■ RECORDS TO PROCESS:
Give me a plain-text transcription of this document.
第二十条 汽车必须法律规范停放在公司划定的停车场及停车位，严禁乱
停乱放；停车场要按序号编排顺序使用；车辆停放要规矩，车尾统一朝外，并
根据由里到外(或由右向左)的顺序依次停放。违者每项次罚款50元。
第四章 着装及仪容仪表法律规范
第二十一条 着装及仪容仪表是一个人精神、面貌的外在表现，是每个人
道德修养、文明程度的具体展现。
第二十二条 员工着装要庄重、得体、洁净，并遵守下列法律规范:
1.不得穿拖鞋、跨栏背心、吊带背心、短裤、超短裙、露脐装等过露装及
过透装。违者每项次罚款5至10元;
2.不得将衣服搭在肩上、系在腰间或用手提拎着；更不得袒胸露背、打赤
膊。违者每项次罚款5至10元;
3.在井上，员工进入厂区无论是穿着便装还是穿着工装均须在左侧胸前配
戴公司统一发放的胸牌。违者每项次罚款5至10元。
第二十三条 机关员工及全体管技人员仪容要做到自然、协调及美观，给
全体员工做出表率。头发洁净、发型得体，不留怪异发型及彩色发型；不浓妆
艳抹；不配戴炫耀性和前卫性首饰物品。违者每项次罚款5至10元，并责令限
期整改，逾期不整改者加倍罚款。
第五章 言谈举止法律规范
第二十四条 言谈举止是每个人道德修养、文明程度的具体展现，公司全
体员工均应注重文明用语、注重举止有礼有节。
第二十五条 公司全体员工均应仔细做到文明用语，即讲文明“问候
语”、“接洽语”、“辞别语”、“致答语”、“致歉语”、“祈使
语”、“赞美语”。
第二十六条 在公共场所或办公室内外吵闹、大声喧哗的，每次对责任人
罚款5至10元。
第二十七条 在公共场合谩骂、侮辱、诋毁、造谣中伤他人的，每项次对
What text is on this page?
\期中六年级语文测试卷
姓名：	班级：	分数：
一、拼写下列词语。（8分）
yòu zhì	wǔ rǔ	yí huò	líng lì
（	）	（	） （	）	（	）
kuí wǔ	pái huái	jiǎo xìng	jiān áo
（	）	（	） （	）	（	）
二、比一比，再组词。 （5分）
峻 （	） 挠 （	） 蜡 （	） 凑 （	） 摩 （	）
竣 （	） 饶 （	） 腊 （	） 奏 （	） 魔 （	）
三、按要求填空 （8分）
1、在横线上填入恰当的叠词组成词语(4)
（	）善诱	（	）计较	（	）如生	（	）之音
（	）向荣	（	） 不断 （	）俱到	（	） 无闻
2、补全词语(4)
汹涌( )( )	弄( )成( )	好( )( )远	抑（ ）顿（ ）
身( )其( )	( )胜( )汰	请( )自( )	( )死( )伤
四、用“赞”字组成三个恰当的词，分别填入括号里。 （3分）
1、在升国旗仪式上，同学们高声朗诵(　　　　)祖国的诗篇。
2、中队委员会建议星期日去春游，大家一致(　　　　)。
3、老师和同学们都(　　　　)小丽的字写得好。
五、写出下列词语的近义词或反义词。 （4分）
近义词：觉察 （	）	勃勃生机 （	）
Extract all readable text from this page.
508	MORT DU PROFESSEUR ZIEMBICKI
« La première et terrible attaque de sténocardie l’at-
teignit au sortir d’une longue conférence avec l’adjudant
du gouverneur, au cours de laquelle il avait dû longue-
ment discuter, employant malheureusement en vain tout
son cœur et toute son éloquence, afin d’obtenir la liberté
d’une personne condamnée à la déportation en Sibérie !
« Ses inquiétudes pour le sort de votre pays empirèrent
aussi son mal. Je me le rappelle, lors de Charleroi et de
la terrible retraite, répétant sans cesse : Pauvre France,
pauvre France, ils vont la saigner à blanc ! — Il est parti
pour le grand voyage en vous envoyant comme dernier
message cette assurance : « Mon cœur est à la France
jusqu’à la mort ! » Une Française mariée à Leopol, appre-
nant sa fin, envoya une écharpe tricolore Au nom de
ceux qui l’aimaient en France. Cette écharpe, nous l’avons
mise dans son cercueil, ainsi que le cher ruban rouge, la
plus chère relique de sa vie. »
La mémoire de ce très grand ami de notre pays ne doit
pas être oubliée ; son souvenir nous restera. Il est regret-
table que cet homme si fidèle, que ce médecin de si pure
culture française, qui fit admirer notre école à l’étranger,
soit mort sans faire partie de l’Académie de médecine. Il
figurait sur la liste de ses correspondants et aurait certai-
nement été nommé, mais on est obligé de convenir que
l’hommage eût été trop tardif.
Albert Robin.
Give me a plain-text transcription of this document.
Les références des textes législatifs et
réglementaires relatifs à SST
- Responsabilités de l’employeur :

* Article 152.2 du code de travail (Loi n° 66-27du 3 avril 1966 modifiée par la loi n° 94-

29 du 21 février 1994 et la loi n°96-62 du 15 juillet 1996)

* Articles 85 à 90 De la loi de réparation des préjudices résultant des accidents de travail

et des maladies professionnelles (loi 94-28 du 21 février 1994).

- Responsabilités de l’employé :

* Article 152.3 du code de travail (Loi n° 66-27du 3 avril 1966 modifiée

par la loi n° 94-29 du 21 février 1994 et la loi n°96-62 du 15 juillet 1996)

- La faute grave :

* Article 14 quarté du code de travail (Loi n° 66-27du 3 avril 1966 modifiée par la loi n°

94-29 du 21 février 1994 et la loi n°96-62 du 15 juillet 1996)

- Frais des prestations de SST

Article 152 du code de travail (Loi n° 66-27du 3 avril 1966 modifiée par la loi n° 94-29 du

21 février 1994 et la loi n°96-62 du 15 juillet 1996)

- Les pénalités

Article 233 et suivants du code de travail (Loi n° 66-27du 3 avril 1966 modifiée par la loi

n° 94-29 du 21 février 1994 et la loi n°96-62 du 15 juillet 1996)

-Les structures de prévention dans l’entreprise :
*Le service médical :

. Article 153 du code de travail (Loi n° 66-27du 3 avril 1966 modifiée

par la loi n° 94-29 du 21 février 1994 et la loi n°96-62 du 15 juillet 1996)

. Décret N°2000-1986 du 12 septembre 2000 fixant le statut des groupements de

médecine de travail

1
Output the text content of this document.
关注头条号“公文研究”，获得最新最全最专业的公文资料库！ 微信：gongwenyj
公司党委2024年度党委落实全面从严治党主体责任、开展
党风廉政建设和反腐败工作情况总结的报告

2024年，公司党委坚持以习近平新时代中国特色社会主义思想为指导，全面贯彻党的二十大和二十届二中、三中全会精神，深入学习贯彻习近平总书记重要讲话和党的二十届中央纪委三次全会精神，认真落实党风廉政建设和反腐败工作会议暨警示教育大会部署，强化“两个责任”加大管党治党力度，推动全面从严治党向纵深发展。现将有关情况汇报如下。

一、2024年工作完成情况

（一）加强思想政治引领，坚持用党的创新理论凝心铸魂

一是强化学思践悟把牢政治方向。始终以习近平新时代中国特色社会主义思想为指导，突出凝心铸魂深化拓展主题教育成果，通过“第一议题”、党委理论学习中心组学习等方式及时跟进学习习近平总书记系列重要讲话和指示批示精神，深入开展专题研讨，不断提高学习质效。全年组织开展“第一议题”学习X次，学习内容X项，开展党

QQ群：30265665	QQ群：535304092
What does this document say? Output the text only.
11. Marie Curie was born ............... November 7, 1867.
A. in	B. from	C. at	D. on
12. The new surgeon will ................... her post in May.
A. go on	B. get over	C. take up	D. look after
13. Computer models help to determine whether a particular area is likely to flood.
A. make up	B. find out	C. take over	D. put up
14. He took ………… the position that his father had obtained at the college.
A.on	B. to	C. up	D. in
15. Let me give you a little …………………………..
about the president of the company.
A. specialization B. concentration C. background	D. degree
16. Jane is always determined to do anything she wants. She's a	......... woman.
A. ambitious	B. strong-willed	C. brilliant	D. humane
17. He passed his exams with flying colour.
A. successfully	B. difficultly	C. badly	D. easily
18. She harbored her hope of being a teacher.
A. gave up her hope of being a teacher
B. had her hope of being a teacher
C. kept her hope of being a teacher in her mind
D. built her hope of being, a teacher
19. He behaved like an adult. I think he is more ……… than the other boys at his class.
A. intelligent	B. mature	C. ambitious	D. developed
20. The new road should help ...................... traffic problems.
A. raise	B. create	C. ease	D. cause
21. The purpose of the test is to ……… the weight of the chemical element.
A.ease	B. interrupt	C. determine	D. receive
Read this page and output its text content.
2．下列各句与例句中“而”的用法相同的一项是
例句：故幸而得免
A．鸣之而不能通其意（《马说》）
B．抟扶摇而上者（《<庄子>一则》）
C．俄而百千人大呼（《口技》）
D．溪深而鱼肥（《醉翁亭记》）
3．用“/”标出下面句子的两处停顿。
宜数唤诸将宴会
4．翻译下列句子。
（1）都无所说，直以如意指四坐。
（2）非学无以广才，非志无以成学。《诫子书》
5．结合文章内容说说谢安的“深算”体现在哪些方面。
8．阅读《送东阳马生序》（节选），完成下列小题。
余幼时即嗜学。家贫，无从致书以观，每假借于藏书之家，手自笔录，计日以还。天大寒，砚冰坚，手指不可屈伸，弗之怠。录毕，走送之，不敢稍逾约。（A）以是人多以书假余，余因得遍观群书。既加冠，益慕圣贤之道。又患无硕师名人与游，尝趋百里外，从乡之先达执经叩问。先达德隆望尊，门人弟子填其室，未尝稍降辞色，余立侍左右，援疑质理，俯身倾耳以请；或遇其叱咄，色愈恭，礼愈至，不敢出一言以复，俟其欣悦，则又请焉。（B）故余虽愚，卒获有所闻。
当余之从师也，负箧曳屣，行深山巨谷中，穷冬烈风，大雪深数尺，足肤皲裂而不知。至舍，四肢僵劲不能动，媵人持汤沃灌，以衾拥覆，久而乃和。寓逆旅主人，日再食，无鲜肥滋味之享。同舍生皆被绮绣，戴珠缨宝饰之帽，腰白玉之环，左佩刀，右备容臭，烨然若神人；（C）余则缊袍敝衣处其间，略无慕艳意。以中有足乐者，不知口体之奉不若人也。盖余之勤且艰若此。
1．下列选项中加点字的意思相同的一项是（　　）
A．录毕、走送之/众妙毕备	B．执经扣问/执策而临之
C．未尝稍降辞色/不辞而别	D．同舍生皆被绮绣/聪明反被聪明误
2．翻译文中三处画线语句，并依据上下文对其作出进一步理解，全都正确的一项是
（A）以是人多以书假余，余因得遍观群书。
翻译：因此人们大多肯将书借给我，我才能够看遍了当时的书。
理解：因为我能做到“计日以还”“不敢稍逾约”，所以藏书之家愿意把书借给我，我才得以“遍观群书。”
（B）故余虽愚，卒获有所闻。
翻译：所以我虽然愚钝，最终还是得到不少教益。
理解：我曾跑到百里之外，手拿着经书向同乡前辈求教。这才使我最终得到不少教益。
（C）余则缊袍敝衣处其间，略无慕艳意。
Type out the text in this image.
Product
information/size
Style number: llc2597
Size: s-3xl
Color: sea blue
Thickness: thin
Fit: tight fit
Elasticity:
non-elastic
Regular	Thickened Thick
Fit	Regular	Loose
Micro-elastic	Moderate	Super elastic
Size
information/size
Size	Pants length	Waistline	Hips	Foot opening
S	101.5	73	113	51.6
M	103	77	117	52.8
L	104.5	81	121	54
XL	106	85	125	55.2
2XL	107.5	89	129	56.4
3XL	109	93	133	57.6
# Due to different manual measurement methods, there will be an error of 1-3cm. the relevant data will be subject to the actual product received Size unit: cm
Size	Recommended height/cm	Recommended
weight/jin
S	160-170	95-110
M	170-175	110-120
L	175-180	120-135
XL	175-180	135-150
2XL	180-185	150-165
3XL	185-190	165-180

■ EXERCISE REQUIREMENTS:
Above are the records. Identify each line that contains the word "médecine".

■ FULL OUTPUT:
soit mort sans faire partie de l’Académie de médecine. Il
médecine de travail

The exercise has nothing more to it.